***** Dataset records

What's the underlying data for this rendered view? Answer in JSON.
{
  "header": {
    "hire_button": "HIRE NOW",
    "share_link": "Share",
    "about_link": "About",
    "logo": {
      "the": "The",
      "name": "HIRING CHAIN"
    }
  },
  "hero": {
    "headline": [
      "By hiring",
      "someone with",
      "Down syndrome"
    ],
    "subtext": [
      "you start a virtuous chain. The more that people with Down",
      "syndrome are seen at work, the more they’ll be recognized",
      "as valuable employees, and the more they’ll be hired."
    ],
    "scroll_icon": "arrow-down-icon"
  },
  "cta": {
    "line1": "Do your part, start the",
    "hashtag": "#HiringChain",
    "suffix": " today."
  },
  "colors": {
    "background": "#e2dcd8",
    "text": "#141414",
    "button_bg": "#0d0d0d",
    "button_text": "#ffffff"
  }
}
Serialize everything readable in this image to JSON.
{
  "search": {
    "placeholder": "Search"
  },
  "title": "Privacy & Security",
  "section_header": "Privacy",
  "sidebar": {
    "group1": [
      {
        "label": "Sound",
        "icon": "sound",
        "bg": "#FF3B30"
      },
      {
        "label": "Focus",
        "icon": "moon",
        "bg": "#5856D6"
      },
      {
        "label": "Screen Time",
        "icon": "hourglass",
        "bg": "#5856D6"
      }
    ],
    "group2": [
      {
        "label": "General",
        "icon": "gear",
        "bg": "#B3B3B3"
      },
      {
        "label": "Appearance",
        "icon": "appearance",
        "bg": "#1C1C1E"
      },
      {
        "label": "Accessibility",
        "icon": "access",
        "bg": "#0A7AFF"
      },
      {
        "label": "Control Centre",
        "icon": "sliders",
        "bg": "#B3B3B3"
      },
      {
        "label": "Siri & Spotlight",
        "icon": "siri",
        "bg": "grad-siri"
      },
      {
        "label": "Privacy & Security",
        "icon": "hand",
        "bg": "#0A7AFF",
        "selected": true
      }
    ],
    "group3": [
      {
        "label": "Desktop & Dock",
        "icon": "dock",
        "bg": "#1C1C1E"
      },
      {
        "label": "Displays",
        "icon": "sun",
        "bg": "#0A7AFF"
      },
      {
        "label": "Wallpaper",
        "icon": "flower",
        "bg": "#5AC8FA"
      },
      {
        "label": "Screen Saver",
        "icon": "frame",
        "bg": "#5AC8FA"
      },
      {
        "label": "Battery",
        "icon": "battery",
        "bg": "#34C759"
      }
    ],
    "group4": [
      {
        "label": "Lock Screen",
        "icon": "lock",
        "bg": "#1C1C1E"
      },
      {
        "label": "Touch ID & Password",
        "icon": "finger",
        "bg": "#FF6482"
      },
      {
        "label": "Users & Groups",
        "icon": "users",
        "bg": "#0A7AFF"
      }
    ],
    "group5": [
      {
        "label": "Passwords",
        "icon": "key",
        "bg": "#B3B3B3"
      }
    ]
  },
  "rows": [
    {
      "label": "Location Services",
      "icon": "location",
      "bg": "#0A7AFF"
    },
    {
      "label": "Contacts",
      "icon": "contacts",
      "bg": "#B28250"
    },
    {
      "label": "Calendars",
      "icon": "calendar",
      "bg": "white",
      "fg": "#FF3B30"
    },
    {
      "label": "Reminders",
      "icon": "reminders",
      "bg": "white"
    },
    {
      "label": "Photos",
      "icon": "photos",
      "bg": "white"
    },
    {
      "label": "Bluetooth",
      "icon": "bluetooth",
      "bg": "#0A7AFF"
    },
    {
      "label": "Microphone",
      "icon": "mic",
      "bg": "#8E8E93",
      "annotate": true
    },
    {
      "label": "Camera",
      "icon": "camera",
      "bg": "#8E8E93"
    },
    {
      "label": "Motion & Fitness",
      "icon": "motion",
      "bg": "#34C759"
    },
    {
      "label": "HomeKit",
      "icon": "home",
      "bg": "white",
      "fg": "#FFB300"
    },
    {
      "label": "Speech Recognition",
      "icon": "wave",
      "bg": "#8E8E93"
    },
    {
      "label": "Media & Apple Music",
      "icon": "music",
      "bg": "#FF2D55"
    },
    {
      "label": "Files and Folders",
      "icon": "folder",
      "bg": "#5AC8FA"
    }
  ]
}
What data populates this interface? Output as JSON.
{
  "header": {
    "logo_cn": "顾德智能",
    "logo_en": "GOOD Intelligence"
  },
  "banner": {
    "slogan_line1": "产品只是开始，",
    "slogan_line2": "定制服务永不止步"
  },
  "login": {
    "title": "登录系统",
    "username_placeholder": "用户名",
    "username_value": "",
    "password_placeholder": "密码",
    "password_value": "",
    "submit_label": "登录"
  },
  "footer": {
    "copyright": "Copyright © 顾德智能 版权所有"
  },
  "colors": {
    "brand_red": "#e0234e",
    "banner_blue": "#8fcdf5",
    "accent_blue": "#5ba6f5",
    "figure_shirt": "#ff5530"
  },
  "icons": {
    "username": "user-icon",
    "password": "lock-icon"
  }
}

**********

=== What you are asked to do ===
Look for lines containing the string "顾德智能" and copy them all.

=== Expected output ===
    "logo_cn": "顾德智能",
    "copyright": "Copyright © 顾德智能 版权所有"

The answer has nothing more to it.